*Required work:*
Reproduce every entry in the listing without alteration.
** begin **
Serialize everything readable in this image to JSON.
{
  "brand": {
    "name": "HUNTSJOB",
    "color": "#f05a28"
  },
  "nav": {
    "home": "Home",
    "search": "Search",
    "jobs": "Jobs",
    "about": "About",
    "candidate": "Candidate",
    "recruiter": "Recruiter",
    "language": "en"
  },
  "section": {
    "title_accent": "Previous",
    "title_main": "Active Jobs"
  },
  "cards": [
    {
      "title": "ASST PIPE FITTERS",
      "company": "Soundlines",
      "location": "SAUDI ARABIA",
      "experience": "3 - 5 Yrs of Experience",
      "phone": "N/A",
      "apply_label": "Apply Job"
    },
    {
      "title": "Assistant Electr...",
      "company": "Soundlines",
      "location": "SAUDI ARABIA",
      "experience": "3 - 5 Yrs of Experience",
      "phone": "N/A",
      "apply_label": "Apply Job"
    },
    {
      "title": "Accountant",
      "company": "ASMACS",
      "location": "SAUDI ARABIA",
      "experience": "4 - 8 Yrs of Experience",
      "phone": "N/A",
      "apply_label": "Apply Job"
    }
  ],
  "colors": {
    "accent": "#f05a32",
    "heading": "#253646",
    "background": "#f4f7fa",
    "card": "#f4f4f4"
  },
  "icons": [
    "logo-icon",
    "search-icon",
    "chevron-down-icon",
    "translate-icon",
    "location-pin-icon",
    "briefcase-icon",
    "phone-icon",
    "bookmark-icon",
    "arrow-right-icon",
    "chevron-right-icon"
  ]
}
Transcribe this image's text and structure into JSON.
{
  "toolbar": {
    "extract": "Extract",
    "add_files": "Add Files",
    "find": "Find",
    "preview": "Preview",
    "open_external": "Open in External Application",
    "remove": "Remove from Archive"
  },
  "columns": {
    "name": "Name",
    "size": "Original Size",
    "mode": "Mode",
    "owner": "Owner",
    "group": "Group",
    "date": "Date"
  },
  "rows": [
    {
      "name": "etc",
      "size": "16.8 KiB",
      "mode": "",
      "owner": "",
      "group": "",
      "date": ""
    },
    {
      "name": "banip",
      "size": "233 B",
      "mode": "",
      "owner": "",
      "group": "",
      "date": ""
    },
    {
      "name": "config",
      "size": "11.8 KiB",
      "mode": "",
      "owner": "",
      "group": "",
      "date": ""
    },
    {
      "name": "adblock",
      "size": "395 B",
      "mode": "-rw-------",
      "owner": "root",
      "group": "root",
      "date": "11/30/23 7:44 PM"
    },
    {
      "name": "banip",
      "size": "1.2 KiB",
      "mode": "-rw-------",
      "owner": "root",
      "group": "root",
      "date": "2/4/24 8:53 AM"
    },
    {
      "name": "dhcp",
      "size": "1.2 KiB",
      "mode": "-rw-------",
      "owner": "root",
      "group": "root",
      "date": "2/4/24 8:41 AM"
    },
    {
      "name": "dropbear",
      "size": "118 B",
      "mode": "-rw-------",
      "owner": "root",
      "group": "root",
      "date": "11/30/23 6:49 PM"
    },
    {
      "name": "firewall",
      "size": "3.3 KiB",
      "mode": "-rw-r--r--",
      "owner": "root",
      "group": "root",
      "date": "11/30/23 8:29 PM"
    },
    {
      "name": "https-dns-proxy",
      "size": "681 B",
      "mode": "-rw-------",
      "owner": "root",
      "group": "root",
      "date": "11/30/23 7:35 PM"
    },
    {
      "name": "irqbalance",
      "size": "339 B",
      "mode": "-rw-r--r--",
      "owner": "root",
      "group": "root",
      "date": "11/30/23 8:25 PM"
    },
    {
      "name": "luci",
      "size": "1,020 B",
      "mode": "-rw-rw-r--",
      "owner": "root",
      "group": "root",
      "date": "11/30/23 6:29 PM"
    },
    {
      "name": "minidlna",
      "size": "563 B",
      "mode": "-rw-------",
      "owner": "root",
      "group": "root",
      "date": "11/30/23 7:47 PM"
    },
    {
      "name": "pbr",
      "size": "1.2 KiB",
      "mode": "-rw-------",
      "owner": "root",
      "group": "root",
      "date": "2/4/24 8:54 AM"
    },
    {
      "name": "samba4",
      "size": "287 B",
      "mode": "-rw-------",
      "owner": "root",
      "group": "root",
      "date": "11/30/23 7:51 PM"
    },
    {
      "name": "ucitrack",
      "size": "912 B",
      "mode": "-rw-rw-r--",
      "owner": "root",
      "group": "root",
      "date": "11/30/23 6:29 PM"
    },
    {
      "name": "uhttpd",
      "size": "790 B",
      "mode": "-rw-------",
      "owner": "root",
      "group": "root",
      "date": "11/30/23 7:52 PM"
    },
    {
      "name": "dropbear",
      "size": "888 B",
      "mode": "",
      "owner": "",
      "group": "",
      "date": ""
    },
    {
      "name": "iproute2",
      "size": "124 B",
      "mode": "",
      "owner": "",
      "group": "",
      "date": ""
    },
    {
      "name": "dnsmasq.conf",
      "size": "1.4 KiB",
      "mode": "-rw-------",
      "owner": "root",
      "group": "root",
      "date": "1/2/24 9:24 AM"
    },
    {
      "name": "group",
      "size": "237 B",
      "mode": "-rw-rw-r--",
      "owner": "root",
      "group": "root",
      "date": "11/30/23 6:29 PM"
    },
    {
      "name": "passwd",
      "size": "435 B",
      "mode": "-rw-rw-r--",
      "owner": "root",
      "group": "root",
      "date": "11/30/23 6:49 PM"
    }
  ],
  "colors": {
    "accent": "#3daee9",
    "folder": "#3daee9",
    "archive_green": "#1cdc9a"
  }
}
** end **
*Output for this task:*
Serialize everything readable in this image to JSON.
{
  "brand": {
    "name": "HUNTSJOB",
    "color": "#f05a28"
  },
  "nav": {
    "home": "Home",
    "search": "Search",
    "jobs": "Jobs",
    "about": "About",
    "candidate": "Candidate",
    "recruiter": "Recruiter",
    "language": "en"
  },
  "section": {
    "title_accent": "Previous",
    "title_main": "Active Jobs"
  },
  "cards": [
    {
      "title": "ASST PIPE FITTERS",
      "company": "Soundlines",
      "location": "SAUDI ARABIA",
      "experience": "3 - 5 Yrs of Experience",
      "phone": "N/A",
      "apply_label": "Apply Job"
    },
    {
      "title": "Assistant Electr...",
      "company": "Soundlines",
      "location": "SAUDI ARABIA",
      "experience": "3 - 5 Yrs of Experience",
      "phone": "N/A",
      "apply_label": "Apply Job"
    },
    {
      "title": "Accountant",
      "company": "ASMACS",
      "location": "SAUDI ARABIA",
      "experience": "4 - 8 Yrs of Experience",
      "phone": "N/A",
      "apply_label": "Apply Job"
    }
  ],
  "colors": {
    "accent": "#f05a32",
    "heading": "#253646",
    "background": "#f4f7fa",
    "card": "#f4f4f4"
  },
  "icons": [
    "logo-icon",
    "search-icon",
    "chevron-down-icon",
    "translate-icon",
    "location-pin-icon",
    "briefcase-icon",
    "phone-icon",
    "bookmark-icon",
    "arrow-right-icon",
    "chevron-right-icon"
  ]
}
Transcribe this image's text and structure into JSON.
{
  "toolbar": {
    "extract": "Extract",
    "add_files": "Add Files",
    "find": "Find",
    "preview": "Preview",
    "open_external": "Open in External Application",
    "remove": "Remove from Archive"
  },
  "columns": {
    "name": "Name",
    "size": "Original Size",
    "mode": "Mode",
    "owner": "Owner",
    "group": "Group",
    "date": "Date"
  },
  "rows": [
    {
      "name": "etc",
      "size": "16.8 KiB",
      "mode": "",
      "owner": "",
      "group": "",
      "date": ""
    },
    {
      "name": "banip",
      "size": "233 B",
      "mode": "",
      "owner": "",
      "group": "",
      "date": ""
    },
    {
      "name": "config",
      "size": "11.8 KiB",
      "mode": "",
      "owner": "",
      "group": "",
      "date": ""
    },
    {
      "name": "adblock",
      "size": "395 B",
      "mode": "-rw-------",
      "owner": "root",
      "group": "root",
      "date": "11/30/23 7:44 PM"
    },
    {
      "name": "banip",
      "size": "1.2 KiB",
      "mode": "-rw-------",
      "owner": "root",
      "group": "root",
      "date": "2/4/24 8:53 AM"
    },
    {
      "name": "dhcp",
      "size": "1.2 KiB",
      "mode": "-rw-------",
      "owner": "root",
      "group": "root",
      "date": "2/4/24 8:41 AM"
    },
    {
      "name": "dropbear",
      "size": "118 B",
      "mode": "-rw-------",
      "owner": "root",
      "group": "root",
      "date": "11/30/23 6:49 PM"
    },
    {
      "name": "firewall",
      "size": "3.3 KiB",
      "mode": "-rw-r--r--",
      "owner": "root",
      "group": "root",
      "date": "11/30/23 8:29 PM"
    },
    {
      "name": "https-dns-proxy",
      "size": "681 B",
      "mode": "-rw-------",
      "owner": "root",
      "group": "root",
      "date": "11/30/23 7:35 PM"
    },
    {
      "name": "irqbalance",
      "size": "339 B",
      "mode": "-rw-r--r--",
      "owner": "root",
      "group": "root",
      "date": "11/30/23 8:25 PM"
    },
    {
      "name": "luci",
      "size": "1,020 B",
      "mode": "-rw-rw-r--",
      "owner": "root",
      "group": "root",
      "date": "11/30/23 6:29 PM"
    },
    {
      "name": "minidlna",
      "size": "563 B",
      "mode": "-rw-------",
      "owner": "root",
      "group": "root",
      "date": "11/30/23 7:47 PM"
    },
    {
      "name": "pbr",
      "size": "1.2 KiB",
      "mode": "-rw-------",
      "owner": "root",
      "group": "root",
      "date": "2/4/24 8:54 AM"
    },
    {
      "name": "samba4",
      "size": "287 B",
      "mode": "-rw-------",
      "owner": "root",
      "group": "root",
      "date": "11/30/23 7:51 PM"
    },
    {
      "name": "ucitrack",
      "size": "912 B",
      "mode": "-rw-rw-r--",
      "owner": "root",
      "group": "root",
      "date": "11/30/23 6:29 PM"
    },
    {
      "name": "uhttpd",
      "size": "790 B",
      "mode": "-rw-------",
      "owner": "root",
      "group": "root",
      "date": "11/30/23 7:52 PM"
    },
    {
      "name": "dropbear",
      "size": "888 B",
      "mode": "",
      "owner": "",
      "group": "",
      "date": ""
    },
    {
      "name": "iproute2",
      "size": "124 B",
      "mode": "",
      "owner": "",
      "group": "",
      "date": ""
    },
    {
      "name": "dnsmasq.conf",
      "size": "1.4 KiB",
      "mode": "-rw-------",
      "owner": "root",
      "group": "root",
      "date": "1/2/24 9:24 AM"
    },
    {
      "name": "group",
      "size": "237 B",
      "mode": "-rw-rw-r--",
      "owner": "root",
      "group": "root",
      "date": "11/30/23 6:29 PM"
    },
    {
      "name": "passwd",
      "size": "435 B",
      "mode": "-rw-rw-r--",
      "owner": "root",
      "group": "root",
      "date": "11/30/23 6:49 PM"
    }
  ],
  "colors": {
    "accent": "#3daee9",
    "folder": "#3daee9",
    "archive_green": "#1cdc9a"
  }
}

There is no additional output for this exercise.